Anania named a Tyson Scholar in American Art

Katie Anania
Katie Anania

Katie Anania, assistant professor of art history in the School of Art, Art History & Design, has been named a Tyson Scholar in American Art for the spring 2022 semester at the Crystal Bridges Museum of Art in Bentonville, Arkansas.

“I was delighted to hear that I’d been named a Tyson Scholar,” Anania said. “The fellowships in American Art at Crystal Bridges are an unparalleled opportunity to work on a project in the company of like-minded thinkers. Living and working so close to a museum collection, too, makes the research and writing feel more urgent and exciting.”

Established in 2012, the Tyson Scholars Program supports scholarship that seeks to expand boundaries and traditional categories of investigation into American art and visual culture. Since its inception, it has supported the work of 46 scholars.

Anania will be spending the 15-week residential fellowship doing research for her second book project, “Devour Everything: Art and Hunger in the Age of Commodity Agriculture.”
---
▸ **The problem**:
Answer these questions using the announcement about Katie Anania.
(a) At which museum will Anania be a Tyson Scholar, and for which semester?
(b) In what year was the Tyson Scholars Program established, and how many scholars has it supported since then?
(c) How many weeks does the residential fellowship last, and what is the title of the book project Anania will research?
---
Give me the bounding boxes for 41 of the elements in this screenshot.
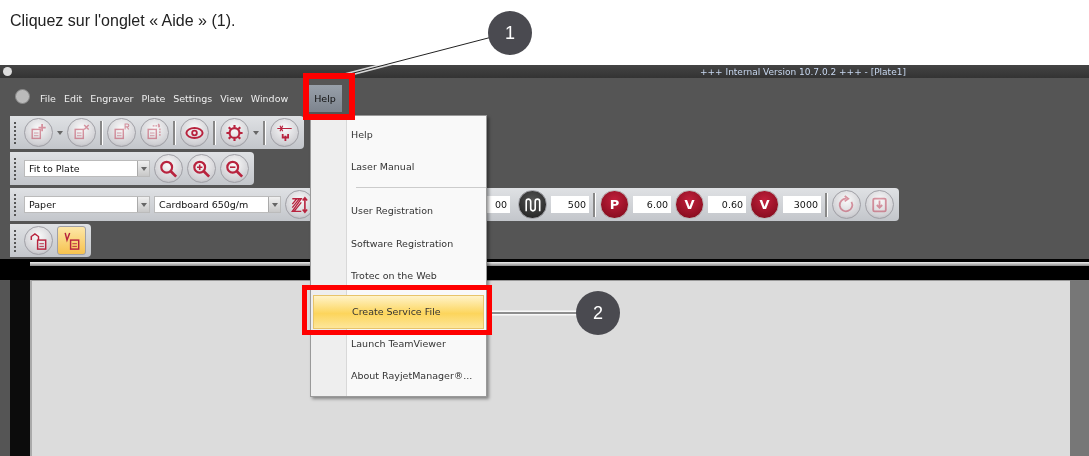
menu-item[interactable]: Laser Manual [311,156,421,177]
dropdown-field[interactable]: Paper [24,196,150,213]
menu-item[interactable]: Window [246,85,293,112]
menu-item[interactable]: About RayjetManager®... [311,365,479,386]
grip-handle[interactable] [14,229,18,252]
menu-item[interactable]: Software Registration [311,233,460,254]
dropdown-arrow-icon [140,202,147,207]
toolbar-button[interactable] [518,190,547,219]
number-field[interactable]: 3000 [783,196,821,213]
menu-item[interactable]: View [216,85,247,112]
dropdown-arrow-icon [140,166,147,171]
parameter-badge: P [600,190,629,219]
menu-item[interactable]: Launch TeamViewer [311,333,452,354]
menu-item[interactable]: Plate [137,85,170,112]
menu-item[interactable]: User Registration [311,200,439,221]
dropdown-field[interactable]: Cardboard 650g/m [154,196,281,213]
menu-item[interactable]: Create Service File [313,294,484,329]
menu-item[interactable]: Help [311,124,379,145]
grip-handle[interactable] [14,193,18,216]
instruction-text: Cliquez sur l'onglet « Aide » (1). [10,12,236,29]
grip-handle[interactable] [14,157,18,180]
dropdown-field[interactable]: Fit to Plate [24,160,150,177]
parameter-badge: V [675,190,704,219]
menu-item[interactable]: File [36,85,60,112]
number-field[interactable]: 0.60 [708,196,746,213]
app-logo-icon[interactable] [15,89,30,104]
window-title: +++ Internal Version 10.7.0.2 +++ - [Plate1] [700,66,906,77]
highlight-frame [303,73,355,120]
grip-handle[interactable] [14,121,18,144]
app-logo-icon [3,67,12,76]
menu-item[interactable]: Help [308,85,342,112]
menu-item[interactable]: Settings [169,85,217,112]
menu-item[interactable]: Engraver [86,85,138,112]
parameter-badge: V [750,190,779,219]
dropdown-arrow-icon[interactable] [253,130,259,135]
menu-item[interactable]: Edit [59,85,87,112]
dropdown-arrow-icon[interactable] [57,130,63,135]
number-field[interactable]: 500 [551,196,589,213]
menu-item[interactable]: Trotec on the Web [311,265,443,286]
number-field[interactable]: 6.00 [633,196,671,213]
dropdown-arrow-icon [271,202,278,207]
---
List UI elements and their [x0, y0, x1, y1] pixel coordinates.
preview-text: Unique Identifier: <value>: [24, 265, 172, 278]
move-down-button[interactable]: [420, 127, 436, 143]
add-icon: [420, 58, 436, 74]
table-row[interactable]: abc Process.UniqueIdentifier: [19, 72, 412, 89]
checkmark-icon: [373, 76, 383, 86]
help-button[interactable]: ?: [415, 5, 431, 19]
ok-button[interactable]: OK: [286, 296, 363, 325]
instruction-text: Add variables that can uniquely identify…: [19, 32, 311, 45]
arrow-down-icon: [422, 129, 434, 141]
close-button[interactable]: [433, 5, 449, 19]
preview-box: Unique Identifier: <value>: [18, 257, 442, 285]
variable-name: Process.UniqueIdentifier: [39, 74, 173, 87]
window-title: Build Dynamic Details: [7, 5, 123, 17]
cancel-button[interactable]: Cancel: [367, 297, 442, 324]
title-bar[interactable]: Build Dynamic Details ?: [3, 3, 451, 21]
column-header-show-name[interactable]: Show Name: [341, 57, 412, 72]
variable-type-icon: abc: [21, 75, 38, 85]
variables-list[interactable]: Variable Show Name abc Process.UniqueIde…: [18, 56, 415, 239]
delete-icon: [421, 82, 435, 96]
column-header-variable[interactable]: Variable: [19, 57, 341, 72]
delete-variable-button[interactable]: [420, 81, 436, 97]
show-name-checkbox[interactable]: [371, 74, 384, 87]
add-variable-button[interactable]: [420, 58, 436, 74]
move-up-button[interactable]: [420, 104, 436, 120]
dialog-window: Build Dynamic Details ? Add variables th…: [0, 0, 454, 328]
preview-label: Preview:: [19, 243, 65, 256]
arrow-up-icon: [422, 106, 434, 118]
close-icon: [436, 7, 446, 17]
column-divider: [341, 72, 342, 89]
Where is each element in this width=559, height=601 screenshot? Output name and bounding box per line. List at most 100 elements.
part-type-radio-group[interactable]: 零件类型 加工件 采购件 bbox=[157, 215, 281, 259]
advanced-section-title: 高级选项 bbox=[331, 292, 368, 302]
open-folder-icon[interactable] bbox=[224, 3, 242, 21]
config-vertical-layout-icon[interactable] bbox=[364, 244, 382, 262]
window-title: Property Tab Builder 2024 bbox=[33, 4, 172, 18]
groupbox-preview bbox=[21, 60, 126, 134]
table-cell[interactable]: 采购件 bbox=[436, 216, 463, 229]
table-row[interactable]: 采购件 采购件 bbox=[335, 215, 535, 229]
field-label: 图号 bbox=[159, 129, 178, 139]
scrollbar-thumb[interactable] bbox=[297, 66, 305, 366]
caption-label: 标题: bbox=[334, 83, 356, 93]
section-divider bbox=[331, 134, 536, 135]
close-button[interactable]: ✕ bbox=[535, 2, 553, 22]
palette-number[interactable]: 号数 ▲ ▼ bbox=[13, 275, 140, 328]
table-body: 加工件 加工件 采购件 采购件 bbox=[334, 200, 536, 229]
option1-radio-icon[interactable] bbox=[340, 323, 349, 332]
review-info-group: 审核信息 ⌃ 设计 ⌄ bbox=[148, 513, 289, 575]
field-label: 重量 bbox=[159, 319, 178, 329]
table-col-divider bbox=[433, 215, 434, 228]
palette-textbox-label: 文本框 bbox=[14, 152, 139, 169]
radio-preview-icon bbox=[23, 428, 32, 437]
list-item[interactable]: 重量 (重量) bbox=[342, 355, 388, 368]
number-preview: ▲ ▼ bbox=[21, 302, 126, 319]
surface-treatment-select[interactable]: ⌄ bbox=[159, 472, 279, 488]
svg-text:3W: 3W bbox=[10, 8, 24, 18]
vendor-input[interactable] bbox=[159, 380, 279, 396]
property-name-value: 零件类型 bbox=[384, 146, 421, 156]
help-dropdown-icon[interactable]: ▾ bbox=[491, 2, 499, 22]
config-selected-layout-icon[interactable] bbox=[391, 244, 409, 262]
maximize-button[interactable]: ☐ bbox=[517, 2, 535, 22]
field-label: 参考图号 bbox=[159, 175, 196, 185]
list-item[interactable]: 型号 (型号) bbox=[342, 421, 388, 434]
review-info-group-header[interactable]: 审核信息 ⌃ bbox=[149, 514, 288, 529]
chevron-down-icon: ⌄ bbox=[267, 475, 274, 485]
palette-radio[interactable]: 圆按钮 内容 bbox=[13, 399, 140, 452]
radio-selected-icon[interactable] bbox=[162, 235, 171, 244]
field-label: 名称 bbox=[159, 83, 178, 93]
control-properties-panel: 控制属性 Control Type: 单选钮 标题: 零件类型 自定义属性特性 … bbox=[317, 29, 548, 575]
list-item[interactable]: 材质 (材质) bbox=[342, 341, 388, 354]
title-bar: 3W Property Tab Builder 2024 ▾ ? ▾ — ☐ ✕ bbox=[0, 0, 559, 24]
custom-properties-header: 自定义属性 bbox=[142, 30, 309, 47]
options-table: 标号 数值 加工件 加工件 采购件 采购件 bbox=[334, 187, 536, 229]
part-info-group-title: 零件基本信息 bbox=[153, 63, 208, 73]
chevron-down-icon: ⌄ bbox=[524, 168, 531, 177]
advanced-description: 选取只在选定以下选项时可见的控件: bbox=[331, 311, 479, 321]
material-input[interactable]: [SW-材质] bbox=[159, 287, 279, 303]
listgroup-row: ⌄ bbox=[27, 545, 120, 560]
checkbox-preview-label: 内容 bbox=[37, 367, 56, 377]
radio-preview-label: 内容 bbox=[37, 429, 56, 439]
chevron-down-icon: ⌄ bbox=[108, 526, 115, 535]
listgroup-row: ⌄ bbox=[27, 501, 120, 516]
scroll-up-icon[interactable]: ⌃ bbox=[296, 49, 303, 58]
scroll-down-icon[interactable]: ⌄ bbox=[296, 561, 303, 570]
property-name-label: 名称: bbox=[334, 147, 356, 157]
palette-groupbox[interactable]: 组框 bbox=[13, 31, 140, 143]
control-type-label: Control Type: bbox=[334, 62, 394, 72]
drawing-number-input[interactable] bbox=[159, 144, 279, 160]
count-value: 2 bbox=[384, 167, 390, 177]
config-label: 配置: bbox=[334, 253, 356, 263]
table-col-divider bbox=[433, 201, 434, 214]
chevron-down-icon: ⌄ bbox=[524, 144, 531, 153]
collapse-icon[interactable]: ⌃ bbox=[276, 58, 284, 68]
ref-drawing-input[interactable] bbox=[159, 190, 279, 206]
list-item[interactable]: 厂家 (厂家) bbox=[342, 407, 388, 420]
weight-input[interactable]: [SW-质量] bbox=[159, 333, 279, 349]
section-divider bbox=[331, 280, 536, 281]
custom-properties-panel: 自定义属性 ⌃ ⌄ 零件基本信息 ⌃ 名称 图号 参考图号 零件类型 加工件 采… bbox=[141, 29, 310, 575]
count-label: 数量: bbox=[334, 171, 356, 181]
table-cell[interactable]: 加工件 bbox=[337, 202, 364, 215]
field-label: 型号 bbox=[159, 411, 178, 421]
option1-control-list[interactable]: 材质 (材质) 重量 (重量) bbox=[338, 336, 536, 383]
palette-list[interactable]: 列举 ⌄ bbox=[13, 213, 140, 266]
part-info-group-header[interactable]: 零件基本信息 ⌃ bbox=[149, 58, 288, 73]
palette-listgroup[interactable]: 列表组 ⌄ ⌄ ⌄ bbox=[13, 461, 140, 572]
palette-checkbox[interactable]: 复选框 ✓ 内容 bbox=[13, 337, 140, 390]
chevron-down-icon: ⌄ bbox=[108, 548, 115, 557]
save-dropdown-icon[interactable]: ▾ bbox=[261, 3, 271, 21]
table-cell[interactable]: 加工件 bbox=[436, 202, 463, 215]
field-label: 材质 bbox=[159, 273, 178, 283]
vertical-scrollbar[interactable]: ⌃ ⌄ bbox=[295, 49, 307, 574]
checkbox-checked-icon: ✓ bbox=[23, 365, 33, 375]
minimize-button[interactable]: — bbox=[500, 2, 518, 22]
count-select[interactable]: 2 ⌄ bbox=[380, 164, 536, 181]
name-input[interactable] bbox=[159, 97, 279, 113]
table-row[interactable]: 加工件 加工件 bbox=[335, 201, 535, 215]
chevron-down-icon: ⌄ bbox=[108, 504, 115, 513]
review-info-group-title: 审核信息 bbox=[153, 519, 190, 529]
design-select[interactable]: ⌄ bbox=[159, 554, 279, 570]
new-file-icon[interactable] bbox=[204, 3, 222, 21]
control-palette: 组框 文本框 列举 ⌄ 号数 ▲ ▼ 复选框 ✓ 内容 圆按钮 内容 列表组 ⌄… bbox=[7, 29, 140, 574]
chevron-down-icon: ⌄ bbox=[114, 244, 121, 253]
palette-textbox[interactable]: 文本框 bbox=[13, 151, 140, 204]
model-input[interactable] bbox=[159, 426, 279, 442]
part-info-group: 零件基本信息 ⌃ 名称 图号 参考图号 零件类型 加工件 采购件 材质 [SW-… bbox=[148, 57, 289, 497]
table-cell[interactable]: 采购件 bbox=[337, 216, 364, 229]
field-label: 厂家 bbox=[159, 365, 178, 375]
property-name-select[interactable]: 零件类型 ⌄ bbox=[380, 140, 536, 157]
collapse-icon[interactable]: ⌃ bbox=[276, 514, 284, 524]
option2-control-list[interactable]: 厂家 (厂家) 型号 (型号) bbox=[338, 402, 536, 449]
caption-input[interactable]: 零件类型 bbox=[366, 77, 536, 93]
---
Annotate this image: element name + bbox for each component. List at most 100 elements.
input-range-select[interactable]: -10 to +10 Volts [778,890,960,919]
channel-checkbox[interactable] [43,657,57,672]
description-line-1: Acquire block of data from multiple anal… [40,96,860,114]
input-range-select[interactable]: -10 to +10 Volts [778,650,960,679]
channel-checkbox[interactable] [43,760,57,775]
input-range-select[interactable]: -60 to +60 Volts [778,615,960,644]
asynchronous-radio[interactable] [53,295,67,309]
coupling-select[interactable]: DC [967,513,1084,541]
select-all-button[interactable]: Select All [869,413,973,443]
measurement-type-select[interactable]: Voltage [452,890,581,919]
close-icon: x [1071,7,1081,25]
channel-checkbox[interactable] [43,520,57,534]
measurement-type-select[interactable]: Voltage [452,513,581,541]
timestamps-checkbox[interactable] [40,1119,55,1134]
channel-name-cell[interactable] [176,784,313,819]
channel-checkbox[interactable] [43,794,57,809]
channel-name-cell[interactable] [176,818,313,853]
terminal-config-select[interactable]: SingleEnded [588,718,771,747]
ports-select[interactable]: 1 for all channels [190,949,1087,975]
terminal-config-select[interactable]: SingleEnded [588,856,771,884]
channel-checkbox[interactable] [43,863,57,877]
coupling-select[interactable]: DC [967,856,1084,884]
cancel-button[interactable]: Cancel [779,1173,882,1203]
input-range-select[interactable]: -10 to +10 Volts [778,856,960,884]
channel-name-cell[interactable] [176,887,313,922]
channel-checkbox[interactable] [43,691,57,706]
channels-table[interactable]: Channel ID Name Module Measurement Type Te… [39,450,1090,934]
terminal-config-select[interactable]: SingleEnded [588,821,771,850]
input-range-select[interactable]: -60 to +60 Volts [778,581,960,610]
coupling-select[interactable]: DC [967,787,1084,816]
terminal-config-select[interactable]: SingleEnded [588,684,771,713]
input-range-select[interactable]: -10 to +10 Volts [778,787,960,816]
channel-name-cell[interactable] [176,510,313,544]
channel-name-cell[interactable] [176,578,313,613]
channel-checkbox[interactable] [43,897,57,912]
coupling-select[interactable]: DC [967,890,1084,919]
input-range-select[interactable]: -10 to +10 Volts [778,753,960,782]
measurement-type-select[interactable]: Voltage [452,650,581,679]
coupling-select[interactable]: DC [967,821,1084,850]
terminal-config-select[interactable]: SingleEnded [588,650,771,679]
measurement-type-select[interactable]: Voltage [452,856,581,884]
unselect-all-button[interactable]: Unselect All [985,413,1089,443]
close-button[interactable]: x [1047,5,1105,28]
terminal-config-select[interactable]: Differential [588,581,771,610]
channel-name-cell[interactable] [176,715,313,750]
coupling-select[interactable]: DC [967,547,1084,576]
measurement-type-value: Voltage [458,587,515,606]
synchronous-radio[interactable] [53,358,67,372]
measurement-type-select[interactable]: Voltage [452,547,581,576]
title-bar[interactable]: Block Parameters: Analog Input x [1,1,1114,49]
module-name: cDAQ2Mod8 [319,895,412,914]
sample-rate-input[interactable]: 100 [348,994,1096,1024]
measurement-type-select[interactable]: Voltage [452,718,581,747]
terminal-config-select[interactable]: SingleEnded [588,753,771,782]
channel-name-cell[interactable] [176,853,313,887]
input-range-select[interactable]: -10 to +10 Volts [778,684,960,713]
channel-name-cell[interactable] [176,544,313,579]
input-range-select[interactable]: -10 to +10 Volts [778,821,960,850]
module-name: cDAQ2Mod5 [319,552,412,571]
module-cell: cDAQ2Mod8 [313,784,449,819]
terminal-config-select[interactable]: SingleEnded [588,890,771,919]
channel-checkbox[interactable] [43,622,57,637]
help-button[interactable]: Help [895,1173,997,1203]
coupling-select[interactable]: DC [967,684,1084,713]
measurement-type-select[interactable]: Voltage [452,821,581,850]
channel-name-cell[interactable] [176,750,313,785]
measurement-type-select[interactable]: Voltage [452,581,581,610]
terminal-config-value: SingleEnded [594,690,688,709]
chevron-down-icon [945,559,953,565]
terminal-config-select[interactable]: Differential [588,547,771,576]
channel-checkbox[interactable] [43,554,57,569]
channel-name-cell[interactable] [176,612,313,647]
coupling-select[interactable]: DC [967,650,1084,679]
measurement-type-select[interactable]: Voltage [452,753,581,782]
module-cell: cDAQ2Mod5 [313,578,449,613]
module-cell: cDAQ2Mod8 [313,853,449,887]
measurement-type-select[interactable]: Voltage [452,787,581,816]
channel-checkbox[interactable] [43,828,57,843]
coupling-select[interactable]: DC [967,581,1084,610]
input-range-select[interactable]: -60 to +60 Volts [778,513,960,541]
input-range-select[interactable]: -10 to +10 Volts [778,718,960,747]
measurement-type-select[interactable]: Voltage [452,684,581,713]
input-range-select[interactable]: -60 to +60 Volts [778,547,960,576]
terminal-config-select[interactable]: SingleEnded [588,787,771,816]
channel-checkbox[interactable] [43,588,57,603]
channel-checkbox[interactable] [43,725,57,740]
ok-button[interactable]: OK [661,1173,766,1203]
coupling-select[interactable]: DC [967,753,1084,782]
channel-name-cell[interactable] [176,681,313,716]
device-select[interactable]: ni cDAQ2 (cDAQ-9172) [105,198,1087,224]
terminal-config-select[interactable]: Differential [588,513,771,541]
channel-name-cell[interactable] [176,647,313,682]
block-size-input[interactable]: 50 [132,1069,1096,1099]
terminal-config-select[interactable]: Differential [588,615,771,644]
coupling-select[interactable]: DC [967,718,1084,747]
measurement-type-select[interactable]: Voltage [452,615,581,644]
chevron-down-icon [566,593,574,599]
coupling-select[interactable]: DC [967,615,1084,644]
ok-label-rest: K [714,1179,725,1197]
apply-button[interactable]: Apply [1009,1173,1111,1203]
---
▸ **Response**:
(a) The Crystal Bridges Museum of Art in Bentonville, Arkansas, for the spring 2022 semester.
(b) It was established in 2012 and has supported 46 scholars.
(c) It lasts 15 weeks, and the project is her second book, “Devour Everything: Art and Hunger in the Age of Commodity Agriculture.”